## BEGIN EXTRACTED MATERIAL

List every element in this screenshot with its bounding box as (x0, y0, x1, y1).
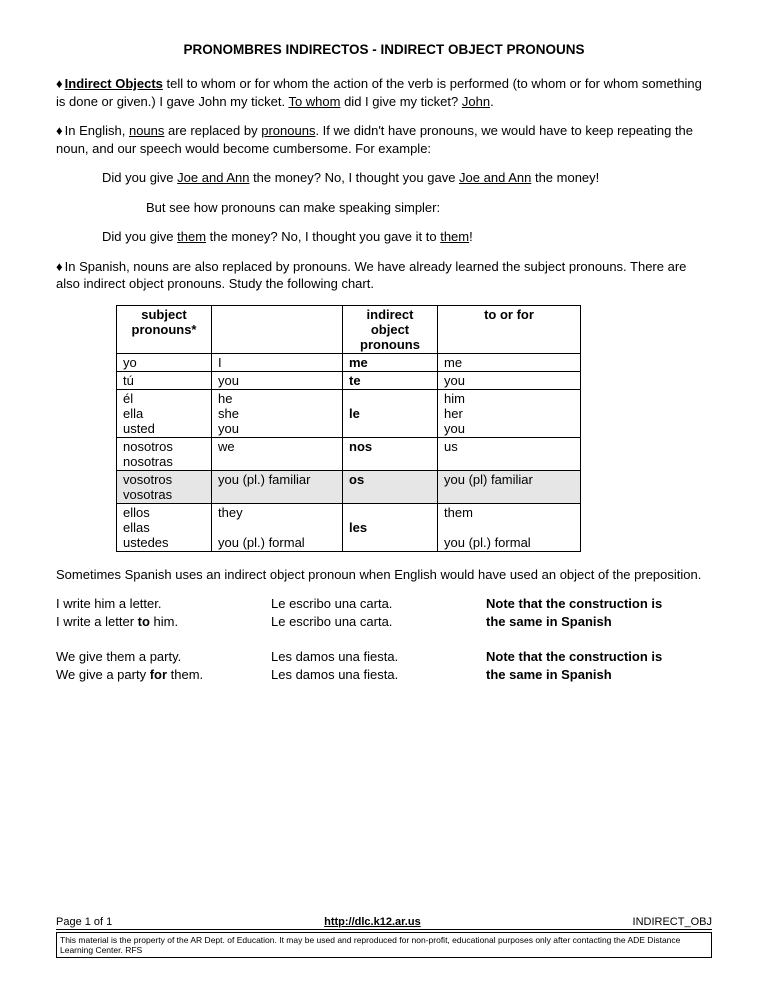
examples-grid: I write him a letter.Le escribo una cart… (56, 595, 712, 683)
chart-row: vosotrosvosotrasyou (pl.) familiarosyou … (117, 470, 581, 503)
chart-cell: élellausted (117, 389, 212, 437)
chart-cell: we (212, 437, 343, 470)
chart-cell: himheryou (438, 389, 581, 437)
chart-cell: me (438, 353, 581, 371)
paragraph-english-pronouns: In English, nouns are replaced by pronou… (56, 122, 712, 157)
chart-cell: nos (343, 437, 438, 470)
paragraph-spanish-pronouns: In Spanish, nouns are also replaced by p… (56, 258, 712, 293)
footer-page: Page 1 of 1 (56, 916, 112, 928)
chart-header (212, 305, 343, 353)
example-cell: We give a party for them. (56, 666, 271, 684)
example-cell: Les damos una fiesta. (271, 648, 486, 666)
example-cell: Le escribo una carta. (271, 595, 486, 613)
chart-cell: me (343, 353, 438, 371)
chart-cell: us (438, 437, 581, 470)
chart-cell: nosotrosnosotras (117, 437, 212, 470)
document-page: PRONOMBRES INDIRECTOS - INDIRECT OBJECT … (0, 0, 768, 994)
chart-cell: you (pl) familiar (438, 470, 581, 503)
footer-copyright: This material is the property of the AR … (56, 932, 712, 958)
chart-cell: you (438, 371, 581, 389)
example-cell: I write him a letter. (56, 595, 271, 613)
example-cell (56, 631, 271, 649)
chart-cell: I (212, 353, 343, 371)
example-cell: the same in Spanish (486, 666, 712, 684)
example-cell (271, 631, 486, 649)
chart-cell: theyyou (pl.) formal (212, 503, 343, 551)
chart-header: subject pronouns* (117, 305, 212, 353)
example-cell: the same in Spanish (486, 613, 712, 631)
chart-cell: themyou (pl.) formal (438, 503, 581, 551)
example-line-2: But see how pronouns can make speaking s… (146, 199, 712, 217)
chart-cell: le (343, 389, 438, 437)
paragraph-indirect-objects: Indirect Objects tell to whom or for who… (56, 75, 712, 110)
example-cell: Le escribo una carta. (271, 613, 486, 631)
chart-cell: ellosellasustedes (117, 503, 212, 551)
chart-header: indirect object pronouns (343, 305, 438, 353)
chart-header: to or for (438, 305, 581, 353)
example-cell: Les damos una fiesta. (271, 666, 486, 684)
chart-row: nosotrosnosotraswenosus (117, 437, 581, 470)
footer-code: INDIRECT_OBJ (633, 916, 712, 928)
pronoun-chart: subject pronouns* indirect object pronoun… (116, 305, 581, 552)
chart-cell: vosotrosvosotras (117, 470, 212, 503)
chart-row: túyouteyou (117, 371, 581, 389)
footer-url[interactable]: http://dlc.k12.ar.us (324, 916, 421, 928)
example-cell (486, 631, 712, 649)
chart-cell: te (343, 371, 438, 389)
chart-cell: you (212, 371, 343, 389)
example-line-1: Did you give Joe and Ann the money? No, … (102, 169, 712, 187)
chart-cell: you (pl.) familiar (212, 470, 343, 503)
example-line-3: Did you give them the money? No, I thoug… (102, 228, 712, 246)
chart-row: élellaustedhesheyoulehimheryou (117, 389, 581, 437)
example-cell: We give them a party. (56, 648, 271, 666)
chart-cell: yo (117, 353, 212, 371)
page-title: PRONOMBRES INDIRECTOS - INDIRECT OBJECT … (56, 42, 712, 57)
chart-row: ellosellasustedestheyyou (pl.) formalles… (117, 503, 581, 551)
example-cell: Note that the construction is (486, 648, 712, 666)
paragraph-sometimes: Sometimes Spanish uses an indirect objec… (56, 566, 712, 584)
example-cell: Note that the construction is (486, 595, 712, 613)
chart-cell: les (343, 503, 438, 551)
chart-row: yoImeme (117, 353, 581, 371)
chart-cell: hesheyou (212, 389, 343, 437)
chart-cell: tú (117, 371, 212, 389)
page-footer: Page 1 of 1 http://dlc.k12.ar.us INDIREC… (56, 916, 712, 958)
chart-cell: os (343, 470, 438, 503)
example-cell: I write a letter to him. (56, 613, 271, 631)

## END EXTRACTED MATERIAL
## BEGIN EXTRACTED MATERIAL

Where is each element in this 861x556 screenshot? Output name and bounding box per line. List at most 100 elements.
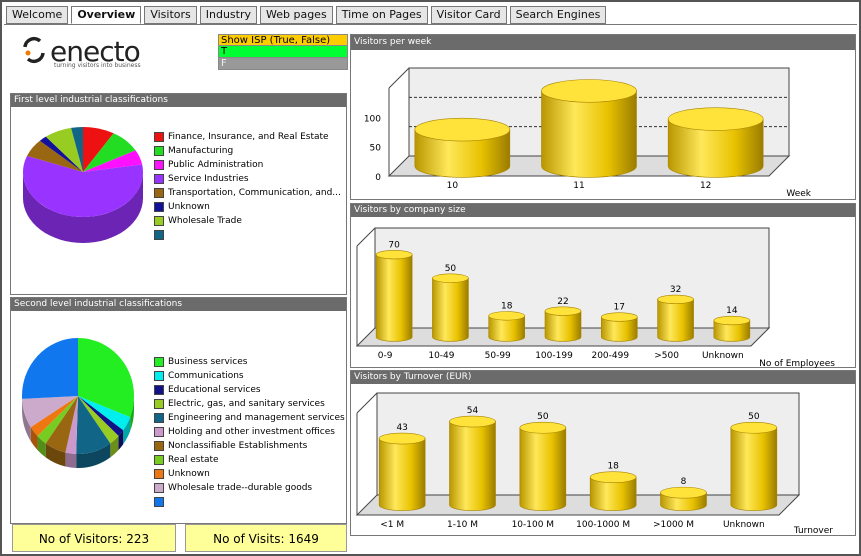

## END EXTRACTED MATERIAL
## BEGIN EXTRACTED MATERIAL

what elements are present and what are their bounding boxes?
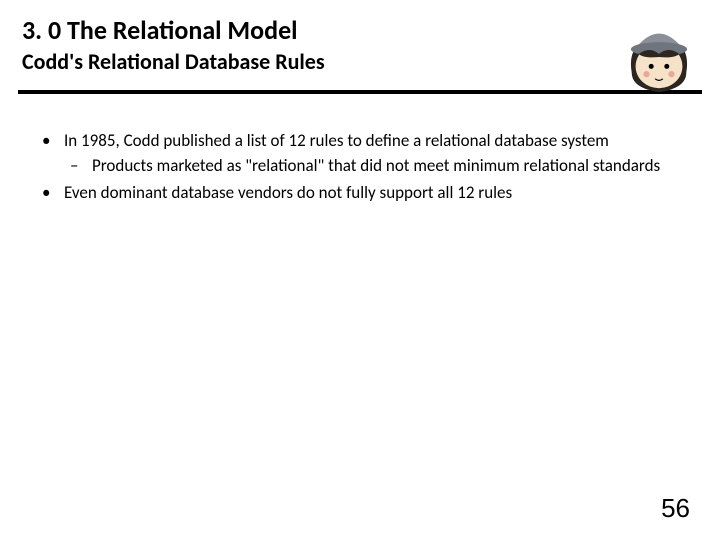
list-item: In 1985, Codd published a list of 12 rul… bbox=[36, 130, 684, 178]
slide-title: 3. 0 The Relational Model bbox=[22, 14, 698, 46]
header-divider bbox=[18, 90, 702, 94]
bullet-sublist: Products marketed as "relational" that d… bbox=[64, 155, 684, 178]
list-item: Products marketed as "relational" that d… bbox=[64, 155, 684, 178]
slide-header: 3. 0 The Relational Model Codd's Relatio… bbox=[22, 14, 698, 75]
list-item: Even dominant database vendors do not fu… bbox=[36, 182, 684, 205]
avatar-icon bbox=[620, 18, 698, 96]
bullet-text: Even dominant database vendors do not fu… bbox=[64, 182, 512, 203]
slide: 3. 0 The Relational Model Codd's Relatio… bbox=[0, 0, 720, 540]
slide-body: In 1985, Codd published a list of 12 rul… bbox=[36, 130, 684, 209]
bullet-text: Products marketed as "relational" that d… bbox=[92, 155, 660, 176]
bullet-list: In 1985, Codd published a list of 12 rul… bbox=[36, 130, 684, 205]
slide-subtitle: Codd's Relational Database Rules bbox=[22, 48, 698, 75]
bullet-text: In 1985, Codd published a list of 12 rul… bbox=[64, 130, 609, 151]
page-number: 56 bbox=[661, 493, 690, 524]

## END EXTRACTED MATERIAL

**THE EXERCISE:** Which items contain the string "same", with case counting? Report each line that holds it, copied in full.

**ANSWER TO THE PROBLEM:**
example-cell: the same in Spanish (486, 666, 712, 684)
example-cell: the same in Spanish (486, 613, 712, 631)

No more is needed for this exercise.